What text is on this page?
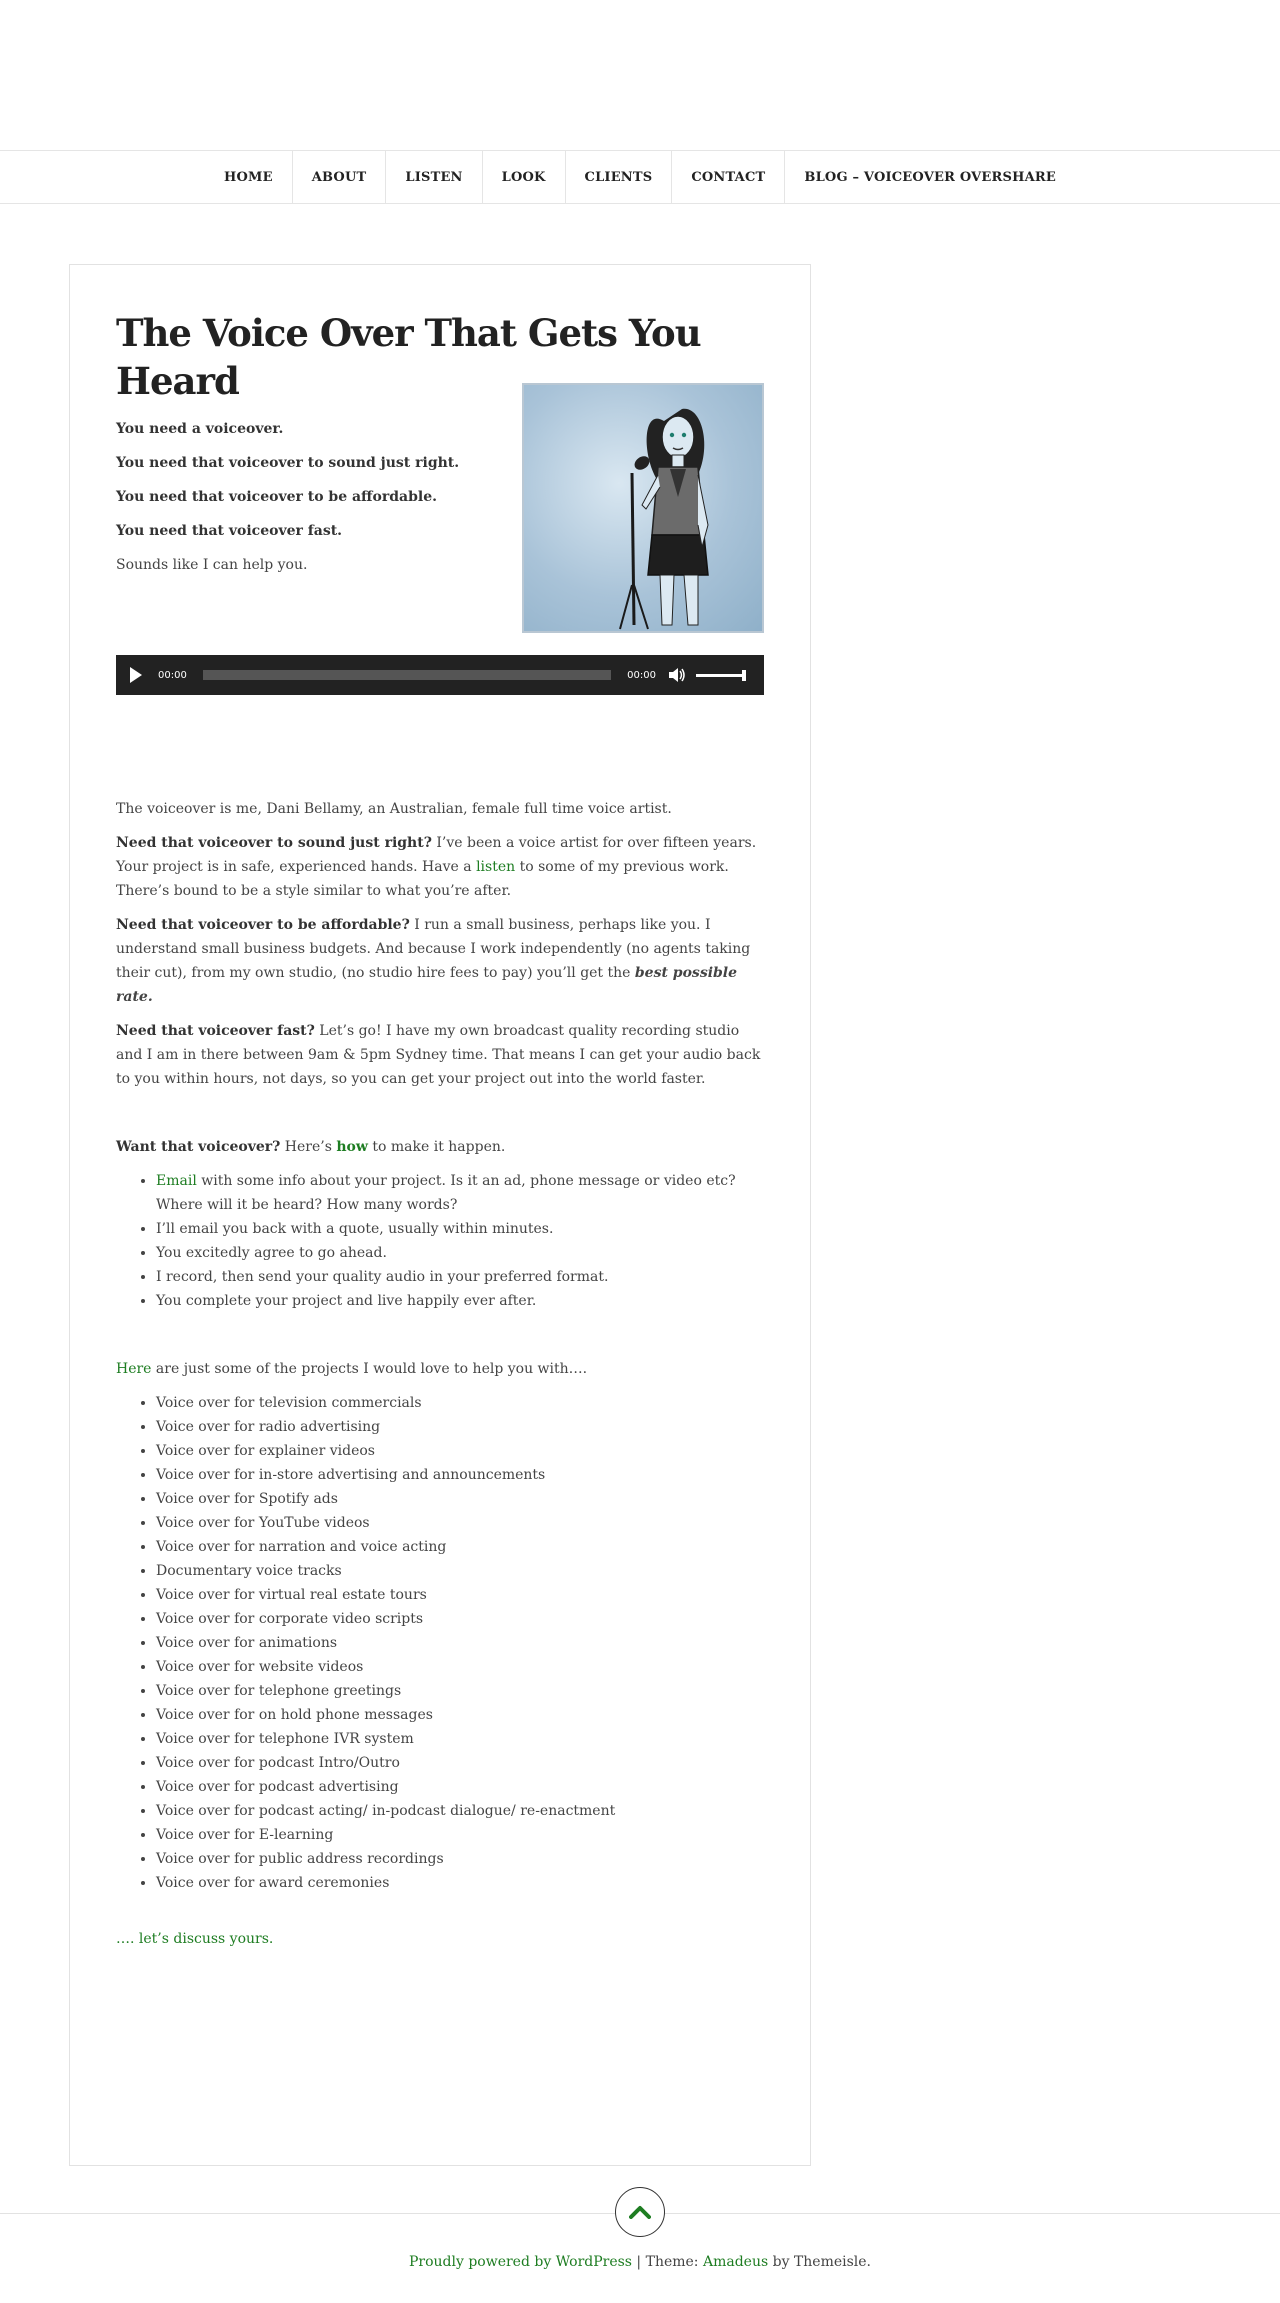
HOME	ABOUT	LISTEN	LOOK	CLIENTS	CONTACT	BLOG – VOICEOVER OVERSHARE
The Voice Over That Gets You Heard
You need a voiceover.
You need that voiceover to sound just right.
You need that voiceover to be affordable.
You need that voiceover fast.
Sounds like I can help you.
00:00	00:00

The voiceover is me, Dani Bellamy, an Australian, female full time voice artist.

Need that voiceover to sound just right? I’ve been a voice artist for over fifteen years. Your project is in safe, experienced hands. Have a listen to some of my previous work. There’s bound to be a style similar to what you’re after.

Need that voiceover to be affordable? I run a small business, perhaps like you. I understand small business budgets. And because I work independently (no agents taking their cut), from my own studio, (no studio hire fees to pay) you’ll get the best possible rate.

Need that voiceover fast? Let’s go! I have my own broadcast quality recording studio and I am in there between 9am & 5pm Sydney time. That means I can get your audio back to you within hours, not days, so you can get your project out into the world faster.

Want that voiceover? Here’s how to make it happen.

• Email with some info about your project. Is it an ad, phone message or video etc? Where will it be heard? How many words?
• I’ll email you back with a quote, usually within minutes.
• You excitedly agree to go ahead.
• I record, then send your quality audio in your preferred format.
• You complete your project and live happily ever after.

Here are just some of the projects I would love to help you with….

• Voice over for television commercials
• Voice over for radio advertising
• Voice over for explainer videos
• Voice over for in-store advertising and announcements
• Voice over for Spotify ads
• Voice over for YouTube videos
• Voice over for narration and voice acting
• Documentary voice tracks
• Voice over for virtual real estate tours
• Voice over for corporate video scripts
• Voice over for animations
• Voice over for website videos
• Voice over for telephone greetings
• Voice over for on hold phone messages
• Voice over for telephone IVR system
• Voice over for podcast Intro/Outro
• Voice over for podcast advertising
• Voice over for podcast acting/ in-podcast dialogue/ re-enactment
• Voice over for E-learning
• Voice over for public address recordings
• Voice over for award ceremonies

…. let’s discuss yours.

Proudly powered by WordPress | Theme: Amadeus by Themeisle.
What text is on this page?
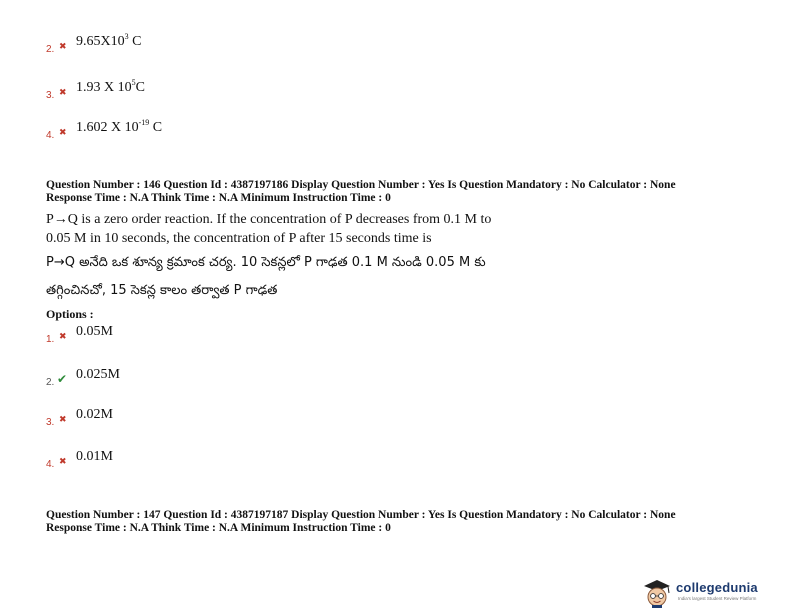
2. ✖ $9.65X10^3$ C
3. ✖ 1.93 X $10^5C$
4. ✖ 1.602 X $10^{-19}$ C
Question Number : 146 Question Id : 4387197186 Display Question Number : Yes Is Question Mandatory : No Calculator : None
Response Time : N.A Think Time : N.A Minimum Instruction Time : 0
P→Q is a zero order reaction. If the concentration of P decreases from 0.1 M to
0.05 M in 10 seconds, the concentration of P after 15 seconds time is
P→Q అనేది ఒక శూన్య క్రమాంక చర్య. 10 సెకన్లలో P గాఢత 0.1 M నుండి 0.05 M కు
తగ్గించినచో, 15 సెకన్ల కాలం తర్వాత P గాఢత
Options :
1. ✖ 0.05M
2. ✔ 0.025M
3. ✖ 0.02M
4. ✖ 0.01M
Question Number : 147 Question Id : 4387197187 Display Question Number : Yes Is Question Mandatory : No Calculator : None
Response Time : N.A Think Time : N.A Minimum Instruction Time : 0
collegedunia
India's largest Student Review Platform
....................
### [Given problem]
Copy out every line where the word "Number" occurs.

### [Answer to this problem]
Question Number : 146 Question Id : 4387197186 Display Question Number : Yes Is Question Mandatory : No Calculator : None
Question Number : 147 Question Id : 4387197187 Display Question Number : Yes Is Question Mandatory : No Calculator : None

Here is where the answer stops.